=== Tasks to perform ===
- A) In the laptop thread, how much did Learn2day pay for a refurbished board?
- B) Please reproduce the laptop thread word for word, starting at "probably the battery" and ending at "search my threads)..".

=== Extract ===
# My Laptop keeps turning on and off!!



## Tech_Knowledge (Feb 22, 2012)

Hey guys, I have tried what i could
My laptop will only turn on when the cord it plugged in, but when it turns on it just shuts off in like 2 seconds, then it comes on again, and repeats this over an over and over. I was thinking its the fan, but its an HP Pavilion 9700 and its a nightmare to take apart. 

Any ideas would be great,
Thanks everyone


----------



## Learn2day (Feb 16, 2012)

dv9700?? go no further. it's graphics card. you can try to reflow it, but once the problem appears, it's a matter of days to go back to the same. sorry for the bad news, but i have one at the corner myself. in my case was even worst. i bought a refurbished board for $150, only to see the same result.

It's a dead end mate.


----------



## Tech_Knowledge (Feb 22, 2012)

Hey you always respond to my post..haha, 
so your saying the reason it goes on and off, on and off is the graphics card. 
But one more thing, when its plugged into the wall it turn on, and off, etc etc..
But then I unplug it from the wall, and use battery its dose NOTHING. Could is maybe have something to do with the Power Supply?? IDK

Just trying to cover all angles before i do something.

Thanks


----------



## Learn2day (Feb 16, 2012)

probably the battery is not charged, dunno.
oh yeah, i also got that reboot cycle with the cpu, which was even more upsetting cuz the board had a native T8300 2.4GHz cpu, but it wouldn't accept anything bigger than 1.86GHz cpu (***????? Yes, this happened, just search my threads)..

cheers.


----------



## Tech_Knowledge (Feb 22, 2012)

Wow so they manufactured it wrong..that blows. 
Just one more thing, iam learning,
why would it turn on/off like that because of the graphics card?


----------



## Learn2day (Feb 16, 2012)

=== Dataset content ===

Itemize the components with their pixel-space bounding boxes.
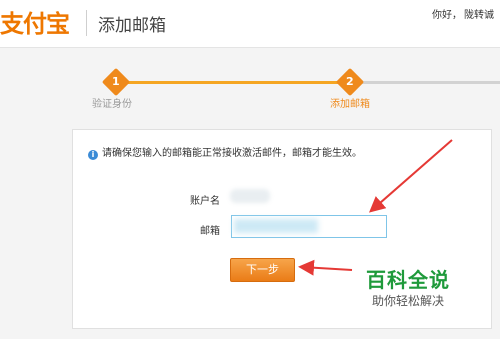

=== Answers to each task ===
- A) $150

- B)
probably the battery is not charged, dunno.
oh yeah, i also got that reboot cycle with the cpu, which was even more upsetting cuz the board had a native T8300 2.4GHz cpu, but it wouldn't accept anything bigger than 1.86GHz cpu (***????? Yes, this happened, just search my threads)..